>> begin Records for this exercise
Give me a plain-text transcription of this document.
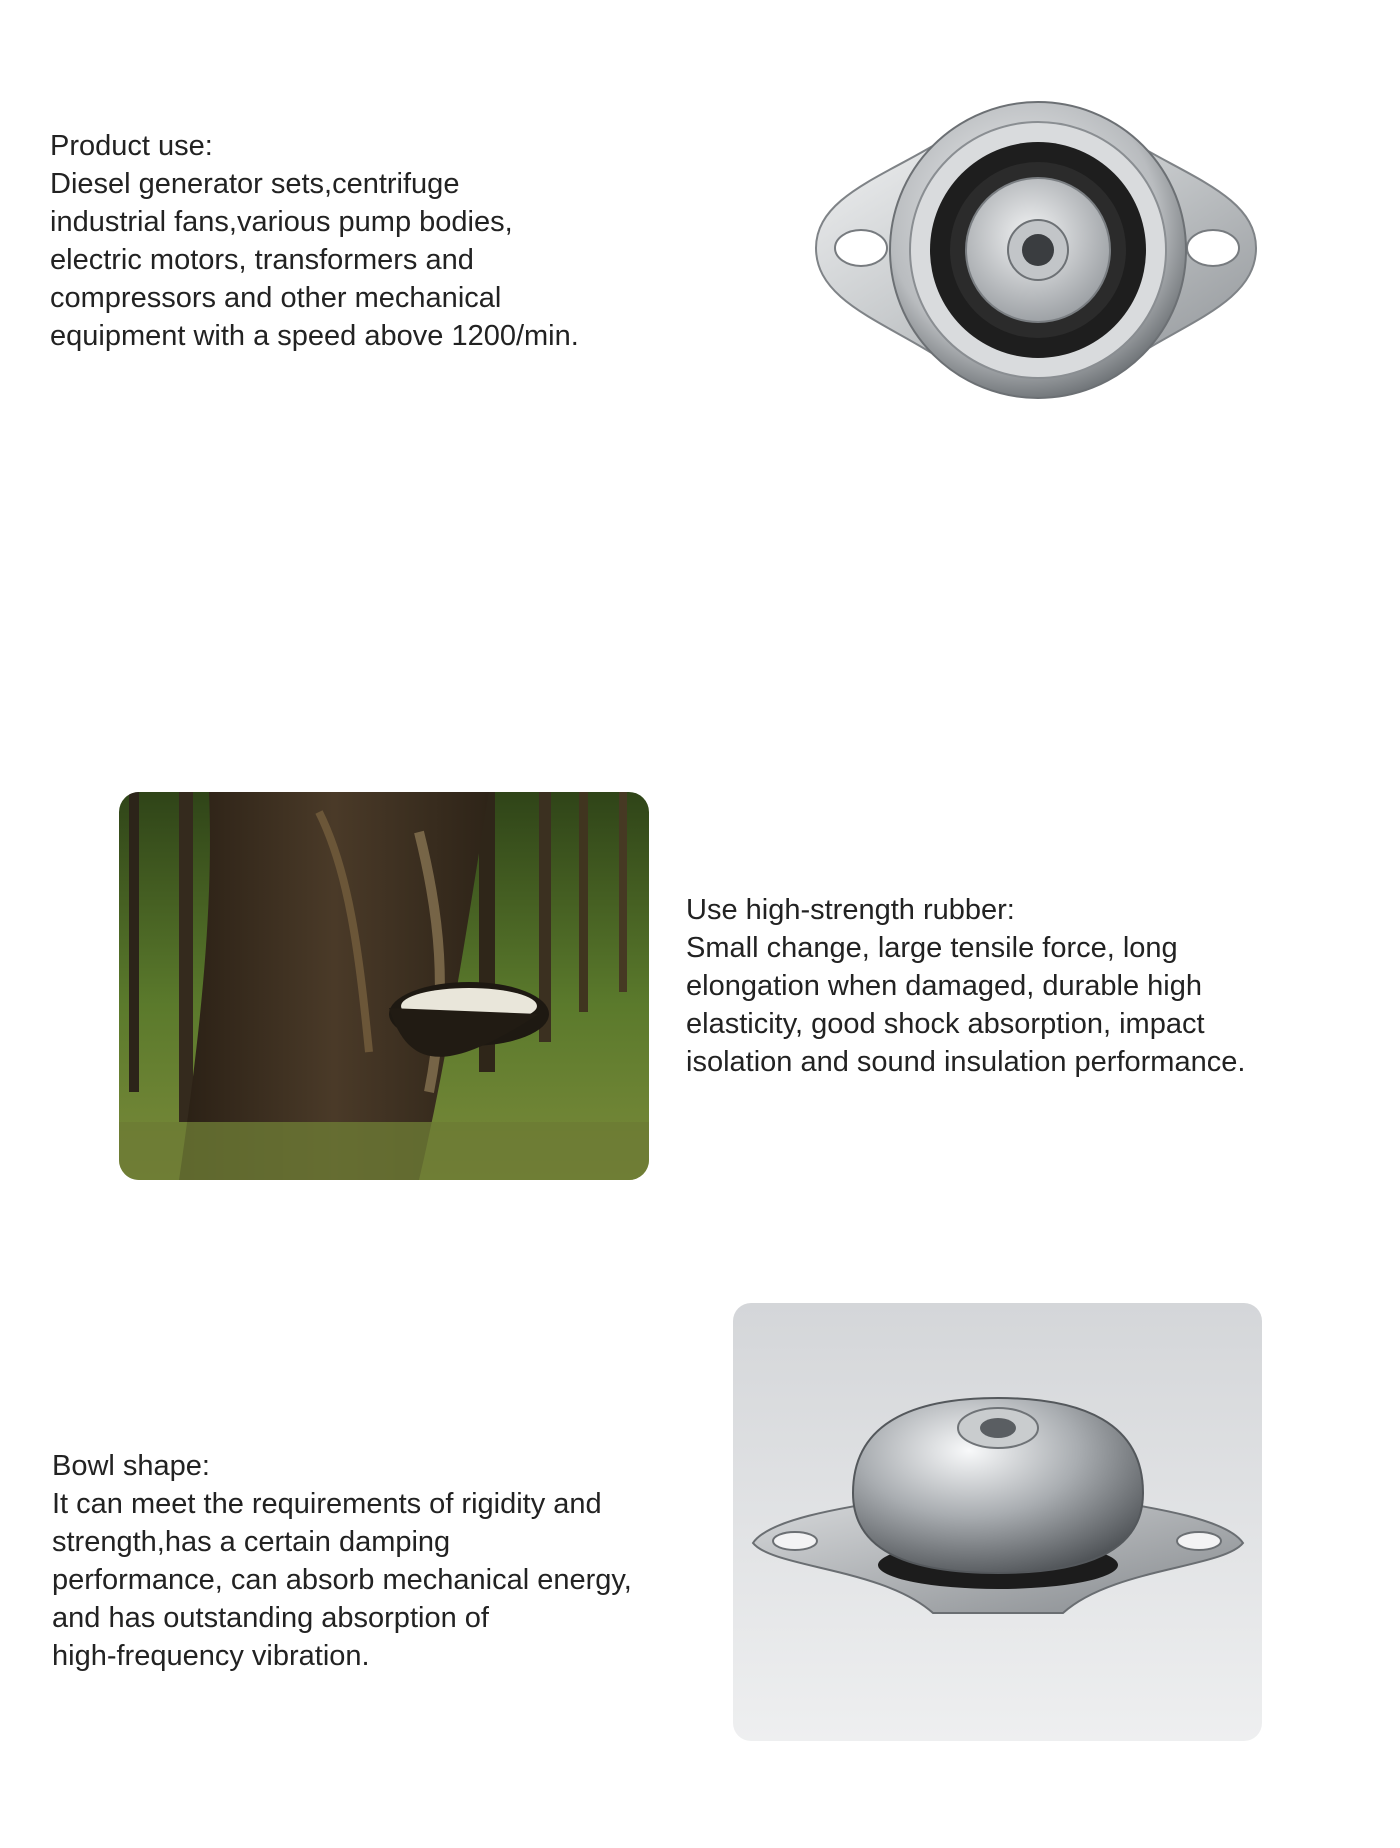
Product use:

Diesel generator sets,centrifuge

industrial fans,various pump bodies,

electric motors, transformers and

compressors and other mechanical

equipment with a speed above 1200/min.

Use high-strength rubber:

Small change, large tensile force, long

elongation when damaged, durable high

elasticity, good shock absorption, impact

isolation and sound insulation performance.

Bowl shape:

It can meet the requirements of rigidity and

strength,has a certain damping

performance, can absorb mechanical energy,

and has outstanding absorption of

high-frequency vibration.
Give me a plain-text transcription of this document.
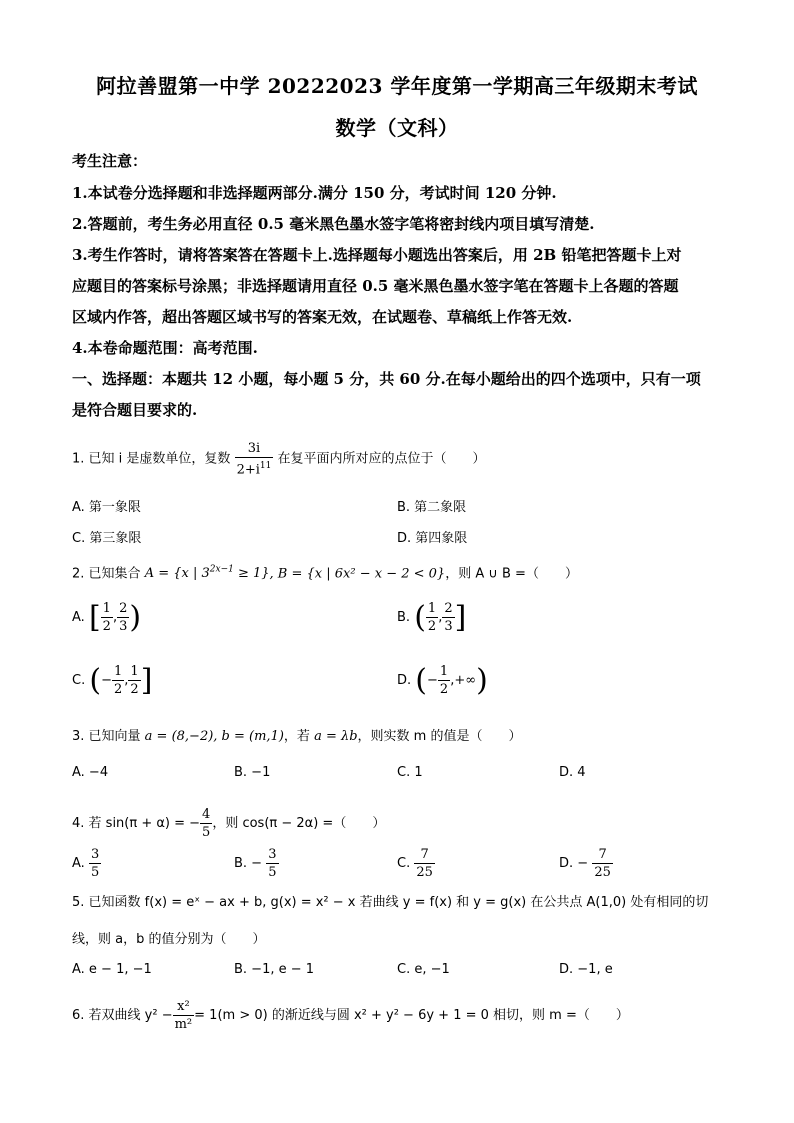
阿拉善盟第一中学 20222023 学年度第一学期高三年级期末考试
数学（文科）
考生注意：
1.本试卷分选择题和非选择题两部分.满分 150 分，考试时间 120 分钟.
2.答题前，考生务必用直径 0.5 毫米黑色墨水签字笔将密封线内项目填写清楚.
3.考生作答时，请将答案答在答题卡上.选择题每小题选出答案后，用 2B 铅笔把答题卡上对
应题目的答案标号涂黑；非选择题请用直径 0.5 毫米黑色墨水签字笔在答题卡上各题的答题
区域内作答，超出答题区域书写的答案无效，在试题卷、草稿纸上作答无效.
4.本卷命题范围：高考范围.
一、选择题：本题共 12 小题，每小题 5 分，共 60 分.在每小题给出的四个选项中，只有一项
是符合题目要求的.
1. 已知 i 是虚数单位，复数 $\frac{3i}{2+i^{11}}$ 在复平面内所对应的点位于（　　）
A. 第一象限	B. 第二象限
C. 第三象限	D. 第四象限
2. 已知集合 A = {x | $3^{2x-1} \ge 1$}, B = {x | 6x² − x − 2 < 0}，则 A ∪ B =（　　）
A. [ $\frac{1}{2}$ , $\frac{2}{3}$ )	B. ( $\frac{1}{2}$ , $\frac{2}{3}$ ]
C. (− $\frac{1}{2}$ , $\frac{1}{2}$ ]	D. (− $\frac{1}{2}$ ,+∞)
3. 已知向量 a = (8,−2), b = (m,1)，若 a = λb，则实数 m 的值是（　　）
A. −4	B. −1	C. 1	D. 4
4. 若 sin(π + α) = − $\frac{4}{5}$ ，则 cos(π − 2α) =（　　）
A. $\frac{3}{5}$	B. − $\frac{3}{5}$	C. $\frac{7}{25}$	D. − $\frac{7}{25}$
5. 已知函数 f(x) = eˣ − ax + b, g(x) = x² − x 若曲线 y = f(x) 和 y = g(x) 在公共点 A(1,0) 处有相同的切
线，则 a，b 的值分别为（　　）
A. e − 1, −1	B. −1, e − 1	C. e, −1	D. −1, e
6. 若双曲线 $y^2 - \frac{\text{x²}}{\text{m²}} = 1(m > 0)$ 的渐近线与圆 x² + y² − 6y + 1 = 0 相切，则 m =（　　）
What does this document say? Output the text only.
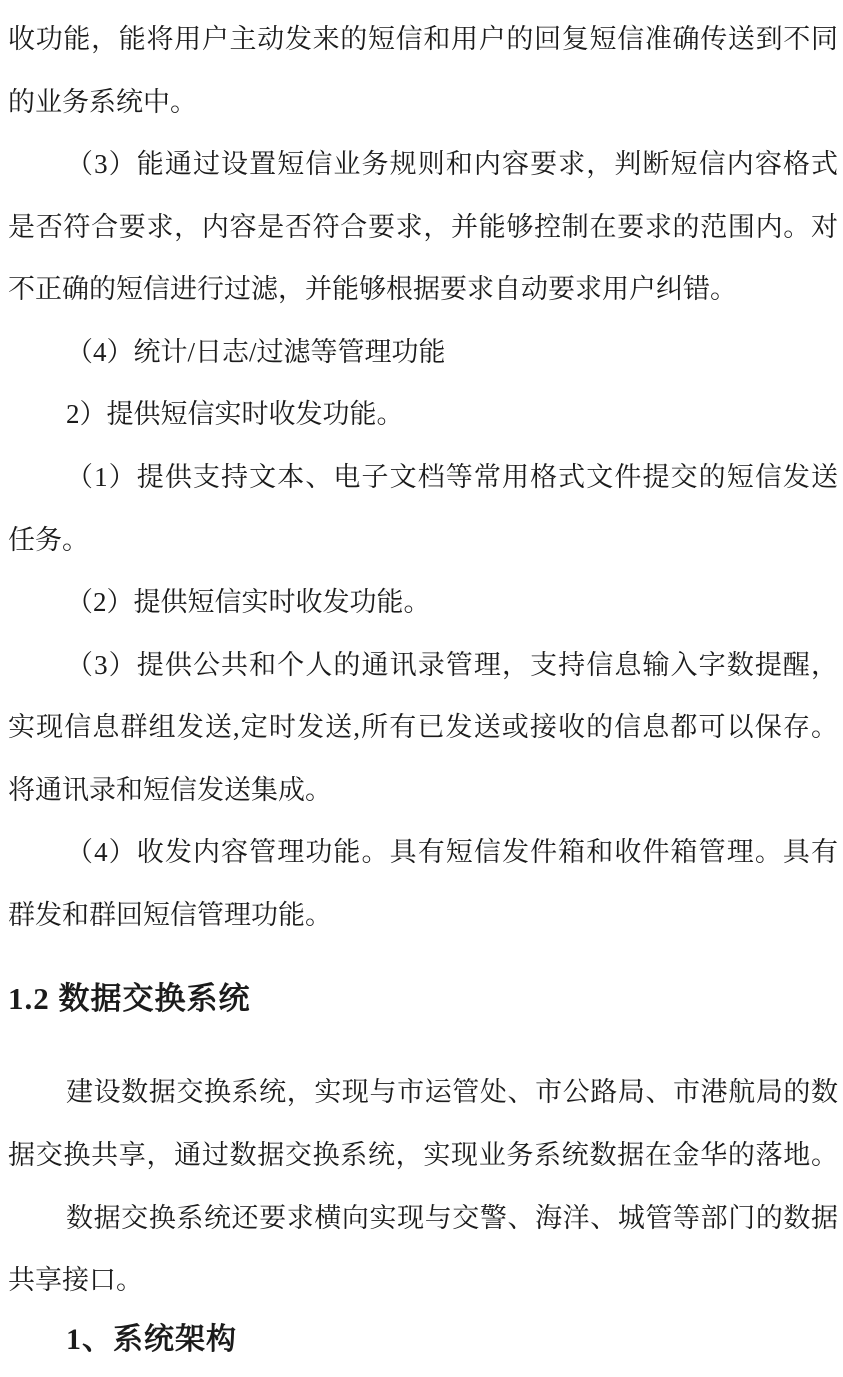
收功能，能将用户主动发来的短信和用户的回复短信准确传送到不同
的业务系统中。
（3）能通过设置短信业务规则和内容要求，判断短信内容格式
是否符合要求，内容是否符合要求，并能够控制在要求的范围内。对
不正确的短信进行过滤，并能够根据要求自动要求用户纠错。
（4）统计/日志/过滤等管理功能
2）提供短信实时收发功能。
（1）提供支持文本、电子文档等常用格式文件提交的短信发送
任务。
（2）提供短信实时收发功能。
（3）提供公共和个人的通讯录管理，支持信息输入字数提醒，
实现信息群组发送,定时发送,所有已发送或接收的信息都可以保存。
将通讯录和短信发送集成。
（4）收发内容管理功能。具有短信发件箱和收件箱管理。具有
群发和群回短信管理功能。
1.2 数据交换系统
建设数据交换系统，实现与市运管处、市公路局、市港航局的数
据交换共享，通过数据交换系统，实现业务系统数据在金华的落地。
数据交换系统还要求横向实现与交警、海洋、城管等部门的数据
共享接口。
1、系统架构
>> end Records for this exercise
Output, exactly, all the records above; include no pictures.

Give me a plain-text transcription of this document.
Product use:

Diesel generator sets,centrifuge

industrial fans,various pump bodies,

electric motors, transformers and

compressors and other mechanical

equipment with a speed above 1200/min.

Use high-strength rubber:

Small change, large tensile force, long

elongation when damaged, durable high

elasticity, good shock absorption, impact

isolation and sound insulation performance.

Bowl shape:

It can meet the requirements of rigidity and

strength,has a certain damping

performance, can absorb mechanical energy,

and has outstanding absorption of

high-frequency vibration.
Give me a plain-text transcription of this document.
阿拉善盟第一中学 20222023 学年度第一学期高三年级期末考试
数学（文科）
考生注意：
1.本试卷分选择题和非选择题两部分.满分 150 分，考试时间 120 分钟.
2.答题前，考生务必用直径 0.5 毫米黑色墨水签字笔将密封线内项目填写清楚.
3.考生作答时，请将答案答在答题卡上.选择题每小题选出答案后，用 2B 铅笔把答题卡上对
应题目的答案标号涂黑；非选择题请用直径 0.5 毫米黑色墨水签字笔在答题卡上各题的答题
区域内作答，超出答题区域书写的答案无效，在试题卷、草稿纸上作答无效.
4.本卷命题范围：高考范围.
一、选择题：本题共 12 小题，每小题 5 分，共 60 分.在每小题给出的四个选项中，只有一项
是符合题目要求的.
1. 已知 i 是虚数单位，复数 $\frac{3i}{2+i^{11}}$ 在复平面内所对应的点位于（　　）
A. 第一象限	B. 第二象限
C. 第三象限	D. 第四象限
2. 已知集合 A = {x | $3^{2x-1} \ge 1$}, B = {x | 6x² − x − 2 < 0}，则 A ∪ B =（　　）
A. [ $\frac{1}{2}$ , $\frac{2}{3}$ )	B. ( $\frac{1}{2}$ , $\frac{2}{3}$ ]
C. (− $\frac{1}{2}$ , $\frac{1}{2}$ ]	D. (− $\frac{1}{2}$ ,+∞)
3. 已知向量 a = (8,−2), b = (m,1)，若 a = λb，则实数 m 的值是（　　）
A. −4	B. −1	C. 1	D. 4
4. 若 sin(π + α) = − $\frac{4}{5}$ ，则 cos(π − 2α) =（　　）
A. $\frac{3}{5}$	B. − $\frac{3}{5}$	C. $\frac{7}{25}$	D. − $\frac{7}{25}$
5. 已知函数 f(x) = eˣ − ax + b, g(x) = x² − x 若曲线 y = f(x) 和 y = g(x) 在公共点 A(1,0) 处有相同的切
线，则 a，b 的值分别为（　　）
A. e − 1, −1	B. −1, e − 1	C. e, −1	D. −1, e
6. 若双曲线 $y^2 - \frac{\text{x²}}{\text{m²}} = 1(m > 0)$ 的渐近线与圆 x² + y² − 6y + 1 = 0 相切，则 m =（　　）
What does this document say? Output the text only.
收功能，能将用户主动发来的短信和用户的回复短信准确传送到不同
的业务系统中。
（3）能通过设置短信业务规则和内容要求，判断短信内容格式
是否符合要求，内容是否符合要求，并能够控制在要求的范围内。对
不正确的短信进行过滤，并能够根据要求自动要求用户纠错。
（4）统计/日志/过滤等管理功能
2）提供短信实时收发功能。
（1）提供支持文本、电子文档等常用格式文件提交的短信发送
任务。
（2）提供短信实时收发功能。
（3）提供公共和个人的通讯录管理，支持信息输入字数提醒，
实现信息群组发送,定时发送,所有已发送或接收的信息都可以保存。
将通讯录和短信发送集成。
（4）收发内容管理功能。具有短信发件箱和收件箱管理。具有
群发和群回短信管理功能。
1.2 数据交换系统
建设数据交换系统，实现与市运管处、市公路局、市港航局的数
据交换共享，通过数据交换系统，实现业务系统数据在金华的落地。
数据交换系统还要求横向实现与交警、海洋、城管等部门的数据
共享接口。
1、系统架构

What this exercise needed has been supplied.